EXERCISE BRIEF –
Can you copy every entry below line for line, without changing a single character?
# DATASET ROWS start
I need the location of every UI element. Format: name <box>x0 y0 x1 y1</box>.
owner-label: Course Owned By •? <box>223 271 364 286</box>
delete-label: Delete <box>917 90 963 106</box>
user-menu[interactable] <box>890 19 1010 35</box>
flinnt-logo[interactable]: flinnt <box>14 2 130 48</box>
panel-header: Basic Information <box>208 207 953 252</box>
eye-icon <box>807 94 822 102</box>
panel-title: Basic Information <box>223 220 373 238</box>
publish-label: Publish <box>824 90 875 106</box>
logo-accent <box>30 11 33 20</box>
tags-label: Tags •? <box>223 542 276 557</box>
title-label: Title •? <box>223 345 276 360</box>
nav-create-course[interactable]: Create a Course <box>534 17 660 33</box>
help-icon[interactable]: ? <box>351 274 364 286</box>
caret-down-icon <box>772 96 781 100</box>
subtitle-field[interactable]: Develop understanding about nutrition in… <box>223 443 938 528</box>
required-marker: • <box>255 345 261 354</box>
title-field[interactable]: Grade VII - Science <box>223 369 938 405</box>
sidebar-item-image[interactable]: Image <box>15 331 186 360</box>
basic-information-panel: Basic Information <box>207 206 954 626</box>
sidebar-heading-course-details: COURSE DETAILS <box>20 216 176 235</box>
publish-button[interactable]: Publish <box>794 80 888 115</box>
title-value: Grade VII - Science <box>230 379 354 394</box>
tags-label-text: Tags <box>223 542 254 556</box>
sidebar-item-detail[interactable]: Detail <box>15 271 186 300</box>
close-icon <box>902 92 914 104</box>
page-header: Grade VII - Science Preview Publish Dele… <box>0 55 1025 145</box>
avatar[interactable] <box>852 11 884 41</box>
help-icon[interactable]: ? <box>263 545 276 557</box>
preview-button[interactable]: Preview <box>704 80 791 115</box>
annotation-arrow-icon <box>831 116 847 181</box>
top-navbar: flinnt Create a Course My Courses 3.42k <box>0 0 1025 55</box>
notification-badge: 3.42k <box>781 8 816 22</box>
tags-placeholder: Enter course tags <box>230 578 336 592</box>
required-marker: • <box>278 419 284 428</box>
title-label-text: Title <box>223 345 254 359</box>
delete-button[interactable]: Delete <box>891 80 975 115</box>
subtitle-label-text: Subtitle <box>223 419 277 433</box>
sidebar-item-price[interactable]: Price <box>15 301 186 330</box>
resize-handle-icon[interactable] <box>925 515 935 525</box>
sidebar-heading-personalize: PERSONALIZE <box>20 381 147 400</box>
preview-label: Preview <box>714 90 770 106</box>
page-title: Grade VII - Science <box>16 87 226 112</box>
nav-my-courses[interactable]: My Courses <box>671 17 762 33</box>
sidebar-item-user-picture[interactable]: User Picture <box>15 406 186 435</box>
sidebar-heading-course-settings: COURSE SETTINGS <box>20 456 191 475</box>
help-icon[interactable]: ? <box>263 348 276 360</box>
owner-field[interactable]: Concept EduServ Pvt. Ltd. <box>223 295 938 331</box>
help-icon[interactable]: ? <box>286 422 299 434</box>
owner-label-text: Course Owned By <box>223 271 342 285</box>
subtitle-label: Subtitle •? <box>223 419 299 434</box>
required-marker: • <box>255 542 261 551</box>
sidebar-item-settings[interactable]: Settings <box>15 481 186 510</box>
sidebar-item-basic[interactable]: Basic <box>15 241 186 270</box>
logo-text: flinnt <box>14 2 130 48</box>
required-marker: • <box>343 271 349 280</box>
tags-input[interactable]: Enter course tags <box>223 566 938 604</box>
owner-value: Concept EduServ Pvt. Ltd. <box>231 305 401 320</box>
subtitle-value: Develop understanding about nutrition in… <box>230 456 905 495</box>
# DATASET ROWS end
COMPLETE RESPONSE –
I need the location of every UI element. Format: name <box>x0 y0 x1 y1</box>.
owner-label: Course Owned By •? <box>223 271 364 286</box>
delete-label: Delete <box>917 90 963 106</box>
user-menu[interactable] <box>890 19 1010 35</box>
flinnt-logo[interactable]: flinnt <box>14 2 130 48</box>
panel-header: Basic Information <box>208 207 953 252</box>
eye-icon <box>807 94 822 102</box>
panel-title: Basic Information <box>223 220 373 238</box>
publish-label: Publish <box>824 90 875 106</box>
logo-accent <box>30 11 33 20</box>
tags-label: Tags •? <box>223 542 276 557</box>
title-label: Title •? <box>223 345 276 360</box>
nav-create-course[interactable]: Create a Course <box>534 17 660 33</box>
help-icon[interactable]: ? <box>351 274 364 286</box>
caret-down-icon <box>772 96 781 100</box>
subtitle-field[interactable]: Develop understanding about nutrition in… <box>223 443 938 528</box>
required-marker: • <box>255 345 261 354</box>
title-field[interactable]: Grade VII - Science <box>223 369 938 405</box>
sidebar-item-image[interactable]: Image <box>15 331 186 360</box>
basic-information-panel: Basic Information <box>207 206 954 626</box>
sidebar-heading-course-details: COURSE DETAILS <box>20 216 176 235</box>
publish-button[interactable]: Publish <box>794 80 888 115</box>
title-value: Grade VII - Science <box>230 379 354 394</box>
tags-label-text: Tags <box>223 542 254 556</box>
sidebar-item-detail[interactable]: Detail <box>15 271 186 300</box>
close-icon <box>902 92 914 104</box>
page-header: Grade VII - Science Preview Publish Dele… <box>0 55 1025 145</box>
avatar[interactable] <box>852 11 884 41</box>
help-icon[interactable]: ? <box>263 545 276 557</box>
preview-button[interactable]: Preview <box>704 80 791 115</box>
annotation-arrow-icon <box>831 116 847 181</box>
top-navbar: flinnt Create a Course My Courses 3.42k <box>0 0 1025 55</box>
notification-badge: 3.42k <box>781 8 816 22</box>
tags-placeholder: Enter course tags <box>230 578 336 592</box>
required-marker: • <box>278 419 284 428</box>
title-label-text: Title <box>223 345 254 359</box>
delete-button[interactable]: Delete <box>891 80 975 115</box>
subtitle-label-text: Subtitle <box>223 419 277 433</box>
sidebar-item-price[interactable]: Price <box>15 301 186 330</box>
resize-handle-icon[interactable] <box>925 515 935 525</box>
sidebar-heading-personalize: PERSONALIZE <box>20 381 147 400</box>
preview-label: Preview <box>714 90 770 106</box>
page-title: Grade VII - Science <box>16 87 226 112</box>
nav-my-courses[interactable]: My Courses <box>671 17 762 33</box>
sidebar-item-user-picture[interactable]: User Picture <box>15 406 186 435</box>
sidebar-heading-course-settings: COURSE SETTINGS <box>20 456 191 475</box>
help-icon[interactable]: ? <box>263 348 276 360</box>
owner-field[interactable]: Concept EduServ Pvt. Ltd. <box>223 295 938 331</box>
help-icon[interactable]: ? <box>286 422 299 434</box>
owner-label-text: Course Owned By <box>223 271 342 285</box>
subtitle-label: Subtitle •? <box>223 419 299 434</box>
required-marker: • <box>255 542 261 551</box>
sidebar-item-settings[interactable]: Settings <box>15 481 186 510</box>
sidebar-item-basic[interactable]: Basic <box>15 241 186 270</box>
logo-text: flinnt <box>14 2 130 48</box>
required-marker: • <box>343 271 349 280</box>
tags-input[interactable]: Enter course tags <box>223 566 938 604</box>
owner-value: Concept EduServ Pvt. Ltd. <box>231 305 401 320</box>
subtitle-value: Develop understanding about nutrition in… <box>230 456 905 495</box>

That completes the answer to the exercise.